* _AIM OF THE EXERCISE_: Collect each line of the entries that holds the string "subtitle".

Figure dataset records

☆ ☆ ☆ ☆ ☆ ☆ ☆

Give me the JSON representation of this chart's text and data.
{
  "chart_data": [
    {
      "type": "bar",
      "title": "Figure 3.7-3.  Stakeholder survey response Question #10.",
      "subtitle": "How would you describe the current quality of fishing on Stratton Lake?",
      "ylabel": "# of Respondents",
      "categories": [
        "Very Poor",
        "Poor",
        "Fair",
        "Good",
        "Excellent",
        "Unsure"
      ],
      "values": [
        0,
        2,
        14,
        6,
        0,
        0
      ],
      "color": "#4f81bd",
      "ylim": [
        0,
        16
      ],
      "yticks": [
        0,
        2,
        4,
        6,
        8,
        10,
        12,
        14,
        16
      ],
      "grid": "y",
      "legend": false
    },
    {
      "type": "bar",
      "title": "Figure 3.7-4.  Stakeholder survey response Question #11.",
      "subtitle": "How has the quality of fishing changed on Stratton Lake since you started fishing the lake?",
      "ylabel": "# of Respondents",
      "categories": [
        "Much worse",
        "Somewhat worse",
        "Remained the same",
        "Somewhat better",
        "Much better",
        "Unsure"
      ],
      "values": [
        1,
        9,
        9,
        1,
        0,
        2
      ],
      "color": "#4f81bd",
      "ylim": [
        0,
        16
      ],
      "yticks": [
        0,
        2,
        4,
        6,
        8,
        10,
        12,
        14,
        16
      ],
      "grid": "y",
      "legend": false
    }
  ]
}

☆ ☆ ☆ ☆ ☆ ☆ ☆

* _SOLUTION TO THE PROBLEM_:
      "subtitle": "How would you describe the current quality of fishing on Stratton Lake?",
      "subtitle": "How has the quality of fishing changed on Stratton Lake since you started fishing the lake?",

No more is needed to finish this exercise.